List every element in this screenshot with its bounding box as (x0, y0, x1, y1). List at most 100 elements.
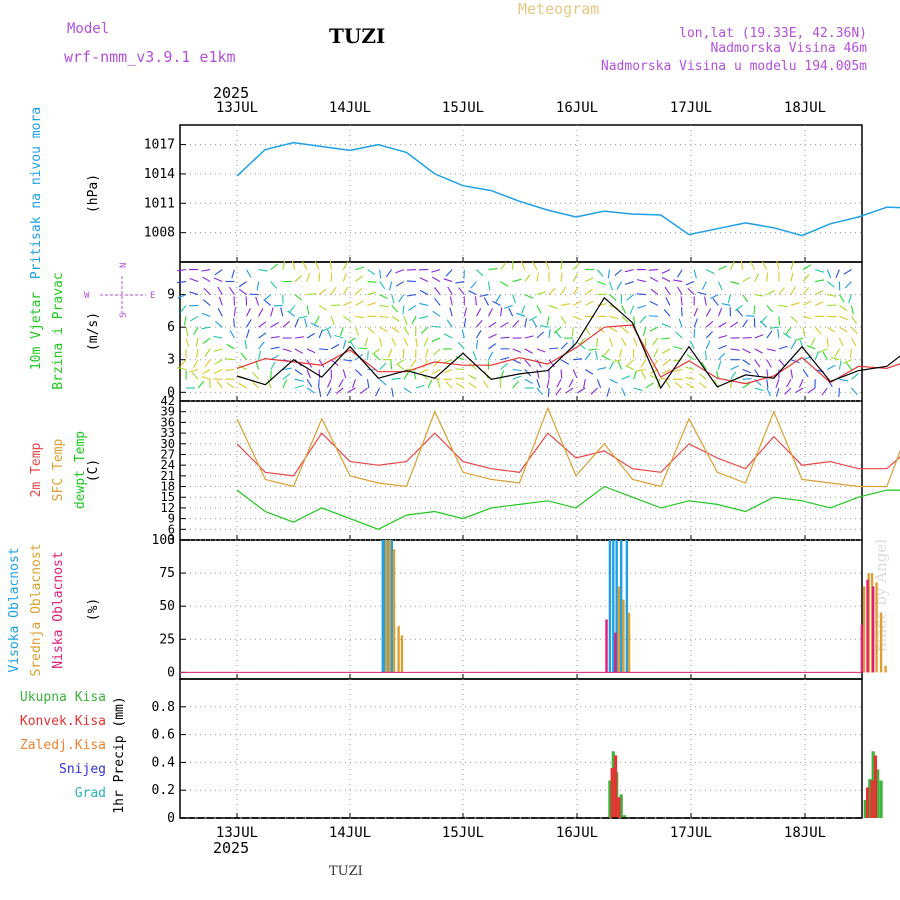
y-tick-label: 27 (161, 447, 175, 461)
cloud-bar (605, 619, 608, 673)
wind-arrow (642, 327, 647, 336)
wind-arrow (342, 315, 352, 322)
wind-arrow (280, 307, 284, 317)
wind-arrow (443, 333, 453, 339)
wind-arrow (717, 360, 722, 370)
wind-arrow (318, 369, 321, 379)
wind-arrow (778, 345, 788, 350)
wind-arrow (778, 304, 788, 308)
y-tick-label: 42 (161, 394, 175, 408)
wind-arrow (258, 308, 264, 317)
wind-arrow (203, 287, 211, 295)
wind-arrow (190, 315, 199, 322)
cloud-ylabel-3: Niska Oblacnost (51, 551, 66, 668)
wind-arrow (294, 294, 303, 301)
wind-arrow (678, 318, 683, 328)
wind-arrow (776, 260, 780, 270)
wind-arrow (302, 261, 308, 270)
wind-arrow (482, 380, 489, 389)
wind-arrow (520, 261, 526, 270)
wind-arrow (769, 326, 779, 329)
wind-arrow (742, 294, 749, 303)
wind-arrow (595, 350, 598, 360)
x-tick-label-bottom: 15JUL (442, 825, 484, 841)
wind-arrow (685, 281, 695, 286)
wind-arrow (639, 315, 647, 324)
wind-arrow (330, 343, 340, 350)
wind-arrow (675, 331, 683, 339)
wind-arrow (585, 300, 594, 306)
wind-arrow (641, 371, 647, 380)
precip-legend-item: Snijeg (59, 762, 106, 777)
wind-arrow (391, 337, 397, 347)
wind-arrow (201, 326, 211, 330)
wind-arrows (176, 260, 859, 397)
wind-arrow (334, 334, 344, 339)
wind-arrow (287, 310, 296, 317)
y-tick-label: 12 (161, 501, 175, 515)
wind-arrow (677, 269, 683, 278)
wind-arrow (785, 326, 792, 335)
precip-bar (608, 780, 612, 818)
wind-arrow (423, 337, 429, 347)
y-tick-label: 0 (167, 811, 175, 826)
wind-arrow (201, 269, 211, 272)
wind-arrow (536, 305, 542, 314)
wind-arrow (536, 348, 546, 353)
wind-arrow (701, 281, 707, 290)
wind-arrow (327, 329, 332, 339)
wind-arrow (204, 359, 211, 368)
wind-arrow (838, 337, 844, 347)
wind-arrow (760, 315, 768, 324)
wind-arrow (838, 294, 845, 303)
wind-arrow (651, 337, 659, 346)
wind-arrow (252, 371, 260, 380)
wind-arrow (536, 272, 540, 282)
wind-arrow (349, 341, 356, 350)
wind-arrow (258, 269, 268, 272)
compass-north: N (119, 263, 129, 268)
wind-arrow (536, 369, 540, 379)
wind-arrow (355, 275, 363, 282)
wind-gust-line (236, 324, 900, 385)
wind-arrow (665, 297, 671, 306)
wind-arrow (176, 281, 187, 284)
wind-arrow (215, 320, 223, 328)
wind-arrow (766, 289, 775, 296)
precip-bar (617, 797, 621, 818)
wind-arrow (294, 384, 304, 389)
wind-arrow (718, 344, 727, 350)
wind-arrow (827, 364, 836, 370)
wind-arrow (495, 294, 502, 303)
cloud-bar (627, 612, 631, 673)
wind-arrow (191, 372, 199, 380)
wind-arrow (193, 326, 199, 336)
cloud-bar (871, 586, 875, 673)
wind-arrow (335, 387, 344, 394)
wind-arrow (802, 369, 809, 378)
wind-arrow (524, 359, 532, 367)
wind-arrow (318, 304, 327, 311)
wind-arrow (455, 356, 465, 361)
wind-arrow (217, 286, 223, 295)
wind-arrow (729, 261, 735, 270)
wind-arrow (360, 387, 368, 394)
wind-arrow (740, 260, 744, 270)
wind-arrow (775, 387, 780, 397)
wind-arrow (475, 319, 483, 328)
wind-arrow (547, 387, 550, 397)
wind-arrow (424, 348, 429, 358)
wind-arrow (202, 299, 211, 306)
wind-arrow (790, 340, 797, 350)
wind-arrow (827, 294, 837, 297)
wind-arrow (294, 369, 303, 376)
wind-arrow (766, 359, 772, 368)
wind-arrow (432, 276, 441, 283)
wind-arrow (661, 269, 671, 274)
wind-arrow (621, 315, 629, 323)
cloud-bar (860, 624, 864, 673)
wind-arrow (730, 371, 737, 380)
wind-arrow (238, 382, 247, 389)
x-tick-label-top: 17JUL (670, 100, 712, 116)
wind-arrow (624, 269, 634, 273)
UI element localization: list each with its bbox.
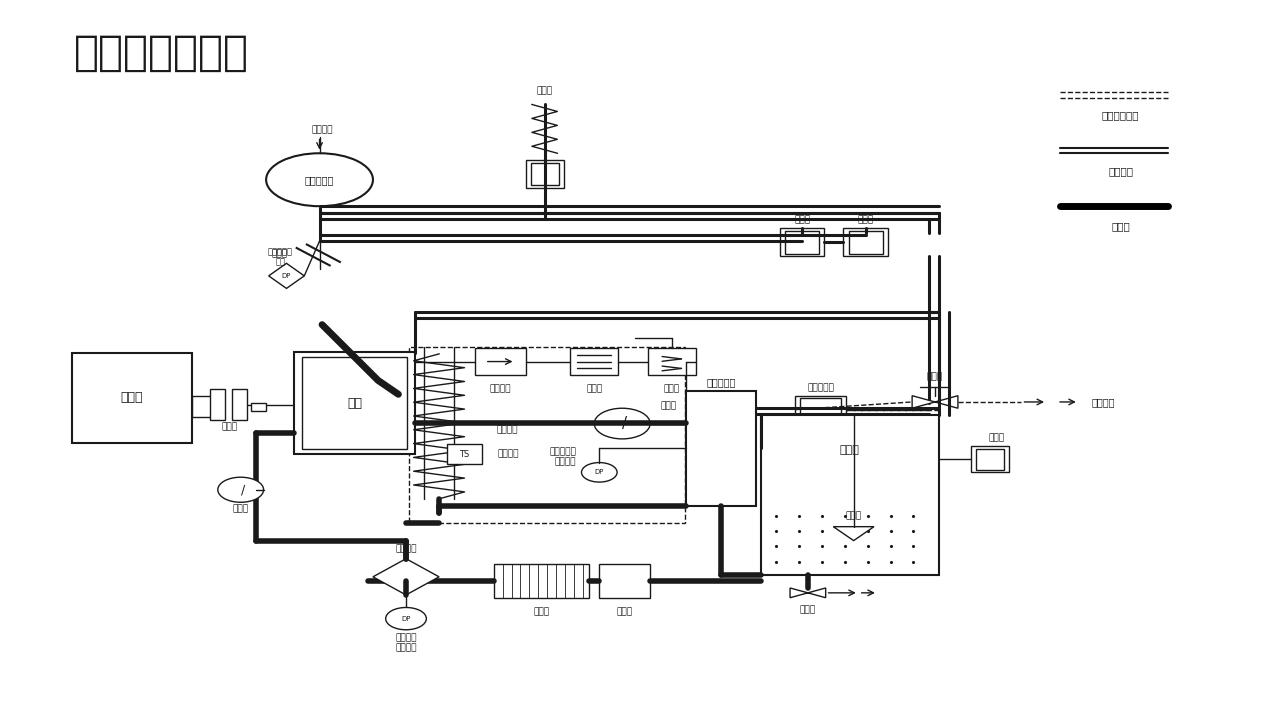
Text: 油气桶: 油气桶 [840, 446, 860, 455]
Text: 风冷式系统流程: 风冷式系统流程 [74, 32, 250, 74]
Text: DP: DP [402, 615, 411, 622]
Circle shape [385, 608, 426, 630]
Text: 气控阀: 气控阀 [664, 384, 680, 393]
Text: DP: DP [282, 273, 291, 279]
Text: TS: TS [460, 450, 470, 459]
Bar [302, 357, 407, 449]
Circle shape [581, 462, 617, 482]
Text: 进气阀: 进气阀 [271, 249, 288, 258]
Text: 手动阀: 手动阀 [586, 384, 603, 393]
Polygon shape [833, 527, 874, 541]
Text: 温度开关: 温度开关 [498, 450, 520, 459]
Ellipse shape [266, 153, 372, 206]
Bar [475, 348, 526, 375]
Bar [849, 231, 883, 254]
Circle shape [594, 408, 650, 439]
Text: 电动机: 电动机 [120, 391, 143, 404]
Bar [970, 446, 1009, 472]
Text: 压力表: 压力表 [660, 402, 676, 410]
Bar [795, 396, 846, 424]
Text: 油管路: 油管路 [1111, 221, 1130, 231]
Bar [570, 348, 618, 375]
Text: 空气滤清器: 空气滤清器 [305, 175, 334, 185]
Text: 控制管路: 控制管路 [1108, 166, 1133, 176]
Text: /: / [622, 416, 627, 431]
Text: 滤清器压差: 滤清器压差 [268, 247, 293, 256]
Bar [785, 231, 819, 254]
Bar [648, 348, 696, 375]
Polygon shape [913, 396, 957, 408]
Text: 梭动阀: 梭动阀 [794, 216, 810, 225]
Text: 球形阀: 球形阀 [927, 372, 943, 381]
Text: 油过滤器: 油过滤器 [396, 634, 417, 643]
Text: 压差开关: 压差开关 [396, 644, 417, 652]
Text: 压力维持阀: 压力维持阀 [808, 383, 835, 392]
Bar [447, 444, 483, 464]
Text: 观油镜: 观油镜 [846, 511, 861, 520]
Bar [975, 448, 1004, 470]
Text: 膨胀接头: 膨胀接头 [497, 425, 518, 434]
Bar [494, 564, 589, 598]
Bar [844, 228, 888, 257]
Text: 压缩空气管路: 压缩空气管路 [1102, 110, 1139, 120]
Text: 指示: 指示 [275, 257, 285, 266]
Text: 反比例阀: 反比例阀 [489, 384, 511, 393]
Bar [760, 415, 938, 575]
Text: 油压表: 油压表 [233, 505, 248, 514]
Text: 热控阀: 热控阀 [617, 607, 632, 616]
Polygon shape [790, 588, 826, 598]
Bar [599, 564, 650, 598]
Bar [686, 391, 755, 505]
Text: 制压阀: 制压阀 [858, 216, 874, 225]
Bar [531, 163, 558, 185]
Bar [210, 388, 225, 420]
Bar [780, 228, 824, 257]
Bar [294, 352, 415, 453]
Text: 换热器: 换热器 [534, 607, 549, 616]
Polygon shape [372, 559, 439, 595]
Bar [800, 398, 841, 421]
Circle shape [218, 477, 264, 502]
Text: 空气出口: 空气出口 [1092, 397, 1115, 407]
Text: 压差开关: 压差开关 [556, 458, 576, 467]
Text: 油过滤器: 油过滤器 [396, 544, 417, 553]
Text: 安全阀: 安全阀 [988, 433, 1004, 442]
Text: 空气入口: 空气入口 [311, 125, 333, 134]
Bar [408, 347, 685, 523]
Text: 排污阀: 排污阀 [800, 606, 815, 615]
Bar [251, 403, 266, 411]
Text: 泄放阀: 泄放阀 [536, 86, 553, 95]
Text: 油细分离器: 油细分离器 [707, 377, 736, 388]
Bar [232, 388, 247, 420]
Text: 机体: 机体 [347, 396, 362, 410]
Text: 油细分离器: 油细分离器 [549, 447, 576, 456]
Bar [72, 352, 192, 443]
Polygon shape [269, 264, 305, 288]
Text: 联轴器: 联轴器 [221, 422, 237, 431]
Bar [526, 160, 563, 188]
Text: /: / [241, 483, 246, 496]
Text: DP: DP [595, 470, 604, 475]
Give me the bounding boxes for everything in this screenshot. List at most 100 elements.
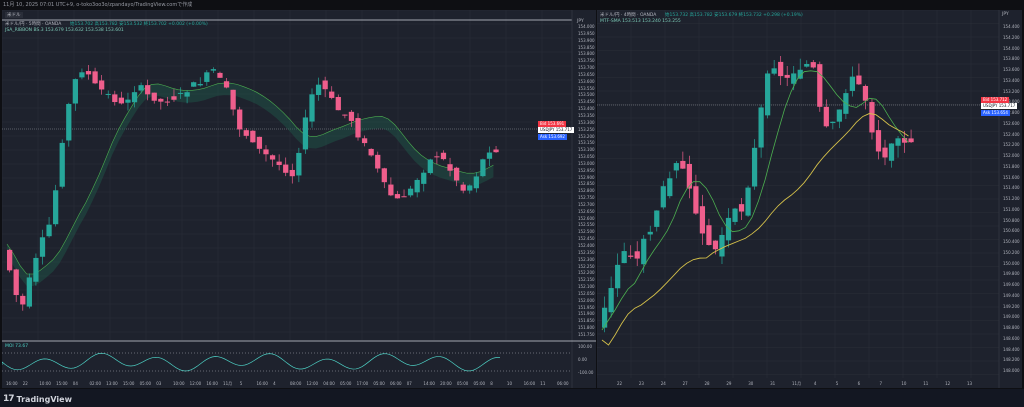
ribbon-line bbox=[6, 82, 494, 275]
left-chart-canvas[interactable] bbox=[2, 10, 596, 388]
candle-body bbox=[309, 94, 315, 122]
time-tick: 16:00 bbox=[206, 381, 218, 386]
candle-body bbox=[105, 93, 111, 95]
candle-body bbox=[7, 249, 13, 271]
candle-body bbox=[191, 82, 197, 87]
bottom-branding-bar bbox=[0, 389, 1024, 407]
price-tag: USDJPY 153.717 bbox=[981, 103, 1018, 109]
price-tick: 151.600 bbox=[1003, 174, 1020, 180]
right-symbol-legend[interactable]: 米ドル/円 · 4時間 · OANDA bbox=[600, 13, 657, 18]
price-tick: 153.350 bbox=[578, 112, 595, 118]
candle-body bbox=[197, 83, 203, 86]
candle-body bbox=[745, 187, 751, 216]
candle-body bbox=[322, 80, 328, 90]
candle-body bbox=[263, 149, 269, 155]
time-tick: 07 bbox=[406, 381, 412, 386]
candle-body bbox=[217, 72, 223, 78]
price-tick: 152.750 bbox=[578, 195, 595, 201]
price-tick: 151.000 bbox=[1003, 206, 1020, 212]
price-tick: 149.400 bbox=[1003, 292, 1020, 298]
price-tick: 152.550 bbox=[578, 222, 595, 228]
price-tag: USDJPY 153.717 bbox=[538, 127, 575, 133]
candle-body bbox=[869, 102, 875, 133]
price-tick: 153.000 bbox=[1003, 99, 1020, 105]
candle-body bbox=[719, 234, 725, 257]
candle-body bbox=[647, 231, 653, 235]
time-tick: 7 bbox=[879, 381, 883, 386]
candle-body bbox=[706, 225, 712, 245]
candle-body bbox=[810, 62, 816, 68]
price-tick: 153.950 bbox=[578, 30, 595, 36]
price-tick: 152.500 bbox=[578, 229, 595, 235]
left-indicator-legend[interactable]: JSA_RIBBON BS.3 153.679 153.632 153.538 … bbox=[5, 28, 124, 33]
candle-body bbox=[164, 101, 171, 103]
candle-body bbox=[791, 73, 797, 84]
candle-body bbox=[33, 257, 39, 282]
candle-body bbox=[486, 152, 493, 159]
time-tick: 22 bbox=[22, 381, 28, 386]
left-title-chip[interactable]: 米ドル bbox=[5, 12, 23, 18]
candle-body bbox=[634, 251, 640, 259]
right-chart-pane[interactable]: 米ドル/円 · 4時間 · OANDA 始153.732 高153.782 安1… bbox=[597, 10, 1022, 388]
candle-body bbox=[467, 185, 473, 191]
price-tick: 152.100 bbox=[578, 284, 595, 290]
candle-body bbox=[628, 255, 634, 257]
time-tick: 06:00 bbox=[390, 381, 402, 386]
tradingview-logo-text: TradingView bbox=[16, 394, 72, 404]
candle-body bbox=[641, 238, 647, 265]
time-tick: 13:00 bbox=[106, 381, 118, 386]
oscillator-line bbox=[2, 352, 501, 372]
candle-body bbox=[401, 196, 407, 198]
time-tick: 11月 bbox=[223, 381, 233, 386]
candle-body bbox=[615, 264, 621, 289]
candle-body bbox=[79, 72, 85, 78]
price-tick: 153.650 bbox=[578, 71, 595, 77]
price-tick: 149.800 bbox=[1003, 271, 1020, 277]
price-tick: 153.900 bbox=[578, 37, 595, 43]
price-tick: 151.800 bbox=[578, 325, 595, 331]
price-tick: 151.400 bbox=[1003, 185, 1020, 191]
candle-body bbox=[394, 194, 401, 199]
price-tag: Bid 153.712 bbox=[981, 97, 1010, 103]
right-ma-legend[interactable]: MTF-SMA 153.513 153.240 153.255 bbox=[600, 19, 681, 24]
time-tick: 4 bbox=[813, 381, 817, 386]
candle-body bbox=[765, 73, 771, 116]
time-tick: 30 bbox=[748, 381, 754, 386]
price-tick: 153.400 bbox=[578, 106, 595, 112]
candle-body bbox=[171, 96, 177, 100]
right-chart-canvas[interactable] bbox=[597, 10, 1022, 388]
price-tick: 149.200 bbox=[1003, 303, 1020, 309]
time-tick: 04 bbox=[72, 381, 78, 386]
candle-body bbox=[355, 118, 361, 138]
candle-body bbox=[460, 184, 466, 191]
candle-body bbox=[758, 107, 764, 148]
time-tick: 03 bbox=[156, 381, 162, 386]
price-tick: 153.800 bbox=[1003, 56, 1020, 62]
tradingview-logo[interactable]: 17 TradingView bbox=[3, 393, 72, 405]
time-tick: 15:00 bbox=[122, 381, 135, 386]
candle-body bbox=[46, 224, 52, 237]
candle-body bbox=[778, 61, 784, 77]
candle-body bbox=[660, 186, 666, 208]
candle-body bbox=[434, 156, 440, 158]
price-tick: 151.950 bbox=[578, 304, 595, 310]
candle-body bbox=[862, 85, 869, 101]
candle-body bbox=[473, 176, 479, 189]
candle-body bbox=[177, 92, 184, 94]
candle-body bbox=[817, 64, 823, 107]
time-tick: 06:00 bbox=[557, 381, 569, 386]
time-tick: 16:00 bbox=[256, 381, 268, 386]
left-chart-pane[interactable]: 米ドル 米ドル/円 · 5時間 · OANDA 始153.702 高153.78… bbox=[2, 10, 596, 388]
price-tick: 152.200 bbox=[578, 270, 595, 276]
price-tick: 150.600 bbox=[1003, 228, 1020, 234]
candle-body bbox=[230, 89, 236, 110]
price-tick: 153.000 bbox=[578, 160, 595, 166]
left-symbol-legend[interactable]: 米ドル/円 · 5時間 · OANDA bbox=[5, 22, 62, 27]
candle-body bbox=[243, 130, 249, 136]
candle-body bbox=[112, 94, 118, 103]
candle-body bbox=[342, 114, 348, 116]
candle-body bbox=[421, 172, 427, 184]
time-tick: 5 bbox=[239, 381, 243, 386]
left-oscillator-legend[interactable]: MOI 73.67 bbox=[5, 344, 29, 349]
right-currency-label: JPY bbox=[1002, 12, 1009, 17]
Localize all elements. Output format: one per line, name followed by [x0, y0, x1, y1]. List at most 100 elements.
------------
### Exercise details
Express everything from the line containing "y-tick-label: 27 (161, 447, 175, 461)" down to the line containing "cloud-ylabel-3: Niska Oblacnost", both ends included, as a JSON list of strings with one string per line and blank lines left out.

### Response to this exercise
[
  "y-tick-label: 27 (161, 447, 175, 461)",
  "cloud-bar (605, 619, 608, 673)",
  "wind-arrow (642, 327, 647, 336)",
  "wind-arrow (342, 315, 352, 322)",
  "wind-arrow (280, 307, 284, 317)",
  "wind-arrow (443, 333, 453, 339)",
  "wind-arrow (717, 360, 722, 370)",
  "wind-arrow (318, 369, 321, 379)",
  "wind-arrow (778, 345, 788, 350)",
  "wind-arrow (778, 304, 788, 308)",
  "y-tick-label: 42 (161, 394, 175, 408)",
  "wind-arrow (258, 308, 264, 317)",
  "wind-arrow (203, 287, 211, 295)",
  "wind-arrow (190, 315, 199, 322)",
  "cloud-ylabel-3: Niska Oblacnost (51, 551, 66, 668)"
]